§ **Task description**
Could every entry be set down once more, exactly as given?

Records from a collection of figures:
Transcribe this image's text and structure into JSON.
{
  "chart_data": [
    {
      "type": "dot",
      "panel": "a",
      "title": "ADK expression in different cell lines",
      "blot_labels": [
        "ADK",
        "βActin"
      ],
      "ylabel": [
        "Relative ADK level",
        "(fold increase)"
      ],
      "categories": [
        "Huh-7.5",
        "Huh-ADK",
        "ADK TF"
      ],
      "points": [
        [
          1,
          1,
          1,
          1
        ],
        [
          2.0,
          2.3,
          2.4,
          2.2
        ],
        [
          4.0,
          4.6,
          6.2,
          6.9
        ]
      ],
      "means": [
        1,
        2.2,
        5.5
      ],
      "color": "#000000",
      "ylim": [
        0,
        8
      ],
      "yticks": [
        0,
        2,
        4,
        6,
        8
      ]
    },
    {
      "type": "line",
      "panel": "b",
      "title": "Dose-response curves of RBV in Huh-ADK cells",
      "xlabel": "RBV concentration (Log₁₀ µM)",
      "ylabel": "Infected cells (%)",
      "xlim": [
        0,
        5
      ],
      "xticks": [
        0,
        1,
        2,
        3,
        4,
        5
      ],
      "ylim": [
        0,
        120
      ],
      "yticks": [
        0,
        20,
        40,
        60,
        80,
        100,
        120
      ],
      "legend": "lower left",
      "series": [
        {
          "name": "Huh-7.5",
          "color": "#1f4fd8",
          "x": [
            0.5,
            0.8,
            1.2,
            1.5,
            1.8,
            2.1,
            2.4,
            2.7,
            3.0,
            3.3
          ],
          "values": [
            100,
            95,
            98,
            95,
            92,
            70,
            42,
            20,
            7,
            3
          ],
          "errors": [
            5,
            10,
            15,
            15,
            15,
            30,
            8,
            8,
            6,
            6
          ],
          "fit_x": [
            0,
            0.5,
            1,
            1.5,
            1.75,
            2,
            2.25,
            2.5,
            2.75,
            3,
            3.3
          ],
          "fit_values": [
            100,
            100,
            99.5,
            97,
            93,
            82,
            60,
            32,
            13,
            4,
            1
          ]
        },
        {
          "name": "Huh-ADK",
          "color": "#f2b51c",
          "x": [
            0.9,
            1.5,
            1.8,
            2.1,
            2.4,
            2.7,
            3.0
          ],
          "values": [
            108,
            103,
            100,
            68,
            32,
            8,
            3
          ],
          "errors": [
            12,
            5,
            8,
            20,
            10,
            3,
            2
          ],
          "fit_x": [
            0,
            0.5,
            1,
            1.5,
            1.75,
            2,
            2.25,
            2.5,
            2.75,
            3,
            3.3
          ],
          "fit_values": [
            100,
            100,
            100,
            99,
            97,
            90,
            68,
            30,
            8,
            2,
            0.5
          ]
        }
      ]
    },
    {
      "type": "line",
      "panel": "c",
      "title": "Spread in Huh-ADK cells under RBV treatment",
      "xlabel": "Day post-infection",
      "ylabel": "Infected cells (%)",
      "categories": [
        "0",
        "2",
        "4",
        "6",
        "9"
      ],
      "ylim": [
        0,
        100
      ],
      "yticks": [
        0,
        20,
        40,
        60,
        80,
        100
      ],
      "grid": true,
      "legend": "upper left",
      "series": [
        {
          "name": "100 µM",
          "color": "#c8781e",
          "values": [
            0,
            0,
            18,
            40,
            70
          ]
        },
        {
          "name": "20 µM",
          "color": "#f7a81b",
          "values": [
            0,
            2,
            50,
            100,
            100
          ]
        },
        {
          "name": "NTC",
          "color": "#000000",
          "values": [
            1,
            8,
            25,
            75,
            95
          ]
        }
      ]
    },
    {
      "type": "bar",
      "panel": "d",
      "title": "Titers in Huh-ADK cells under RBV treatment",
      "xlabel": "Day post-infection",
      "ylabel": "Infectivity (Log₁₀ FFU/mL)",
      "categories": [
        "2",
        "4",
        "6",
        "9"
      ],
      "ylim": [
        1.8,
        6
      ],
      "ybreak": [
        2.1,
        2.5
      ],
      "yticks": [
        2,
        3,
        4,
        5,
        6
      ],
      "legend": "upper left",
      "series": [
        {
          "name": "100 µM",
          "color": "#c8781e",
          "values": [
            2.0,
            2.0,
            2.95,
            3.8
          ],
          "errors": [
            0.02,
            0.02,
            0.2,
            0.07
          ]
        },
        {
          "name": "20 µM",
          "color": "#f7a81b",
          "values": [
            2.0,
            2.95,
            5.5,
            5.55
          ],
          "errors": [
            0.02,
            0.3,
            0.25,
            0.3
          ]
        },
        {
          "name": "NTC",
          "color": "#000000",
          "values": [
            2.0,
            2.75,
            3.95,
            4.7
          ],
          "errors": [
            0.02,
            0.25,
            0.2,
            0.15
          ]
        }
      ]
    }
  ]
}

§ **Task response**
Transcribe this image's text and structure into JSON.
{
  "chart_data": [
    {
      "type": "dot",
      "panel": "a",
      "title": "ADK expression in different cell lines",
      "blot_labels": [
        "ADK",
        "βActin"
      ],
      "ylabel": [
        "Relative ADK level",
        "(fold increase)"
      ],
      "categories": [
        "Huh-7.5",
        "Huh-ADK",
        "ADK TF"
      ],
      "points": [
        [
          1,
          1,
          1,
          1
        ],
        [
          2.0,
          2.3,
          2.4,
          2.2
        ],
        [
          4.0,
          4.6,
          6.2,
          6.9
        ]
      ],
      "means": [
        1,
        2.2,
        5.5
      ],
      "color": "#000000",
      "ylim": [
        0,
        8
      ],
      "yticks": [
        0,
        2,
        4,
        6,
        8
      ]
    },
    {
      "type": "line",
      "panel": "b",
      "title": "Dose-response curves of RBV in Huh-ADK cells",
      "xlabel": "RBV concentration (Log₁₀ µM)",
      "ylabel": "Infected cells (%)",
      "xlim": [
        0,
        5
      ],
      "xticks": [
        0,
        1,
        2,
        3,
        4,
        5
      ],
      "ylim": [
        0,
        120
      ],
      "yticks": [
        0,
        20,
        40,
        60,
        80,
        100,
        120
      ],
      "legend": "lower left",
      "series": [
        {
          "name": "Huh-7.5",
          "color": "#1f4fd8",
          "x": [
            0.5,
            0.8,
            1.2,
            1.5,
            1.8,
            2.1,
            2.4,
            2.7,
            3.0,
            3.3
          ],
          "values": [
            100,
            95,
            98,
            95,
            92,
            70,
            42,
            20,
            7,
            3
          ],
          "errors": [
            5,
            10,
            15,
            15,
            15,
            30,
            8,
            8,
            6,
            6
          ],
          "fit_x": [
            0,
            0.5,
            1,
            1.5,
            1.75,
            2,
            2.25,
            2.5,
            2.75,
            3,
            3.3
          ],
          "fit_values": [
            100,
            100,
            99.5,
            97,
            93,
            82,
            60,
            32,
            13,
            4,
            1
          ]
        },
        {
          "name": "Huh-ADK",
          "color": "#f2b51c",
          "x": [
            0.9,
            1.5,
            1.8,
            2.1,
            2.4,
            2.7,
            3.0
          ],
          "values": [
            108,
            103,
            100,
            68,
            32,
            8,
            3
          ],
          "errors": [
            12,
            5,
            8,
            20,
            10,
            3,
            2
          ],
          "fit_x": [
            0,
            0.5,
            1,
            1.5,
            1.75,
            2,
            2.25,
            2.5,
            2.75,
            3,
            3.3
          ],
          "fit_values": [
            100,
            100,
            100,
            99,
            97,
            90,
            68,
            30,
            8,
            2,
            0.5
          ]
        }
      ]
    },
    {
      "type": "line",
      "panel": "c",
      "title": "Spread in Huh-ADK cells under RBV treatment",
      "xlabel": "Day post-infection",
      "ylabel": "Infected cells (%)",
      "categories": [
        "0",
        "2",
        "4",
        "6",
        "9"
      ],
      "ylim": [
        0,
        100
      ],
      "yticks": [
        0,
        20,
        40,
        60,
        80,
        100
      ],
      "grid": true,
      "legend": "upper left",
      "series": [
        {
          "name": "100 µM",
          "color": "#c8781e",
          "values": [
            0,
            0,
            18,
            40,
            70
          ]
        },
        {
          "name": "20 µM",
          "color": "#f7a81b",
          "values": [
            0,
            2,
            50,
            100,
            100
          ]
        },
        {
          "name": "NTC",
          "color": "#000000",
          "values": [
            1,
            8,
            25,
            75,
            95
          ]
        }
      ]
    },
    {
      "type": "bar",
      "panel": "d",
      "title": "Titers in Huh-ADK cells under RBV treatment",
      "xlabel": "Day post-infection",
      "ylabel": "Infectivity (Log₁₀ FFU/mL)",
      "categories": [
        "2",
        "4",
        "6",
        "9"
      ],
      "ylim": [
        1.8,
        6
      ],
      "ybreak": [
        2.1,
        2.5
      ],
      "yticks": [
        2,
        3,
        4,
        5,
        6
      ],
      "legend": "upper left",
      "series": [
        {
          "name": "100 µM",
          "color": "#c8781e",
          "values": [
            2.0,
            2.0,
            2.95,
            3.8
          ],
          "errors": [
            0.02,
            0.02,
            0.2,
            0.07
          ]
        },
        {
          "name": "20 µM",
          "color": "#f7a81b",
          "values": [
            2.0,
            2.95,
            5.5,
            5.55
          ],
          "errors": [
            0.02,
            0.3,
            0.25,
            0.3
          ]
        },
        {
          "name": "NTC",
          "color": "#000000",
          "values": [
            2.0,
            2.75,
            3.95,
            4.7
          ],
          "errors": [
            0.02,
            0.25,
            0.2,
            0.15
          ]
        }
      ]
    }
  ]
}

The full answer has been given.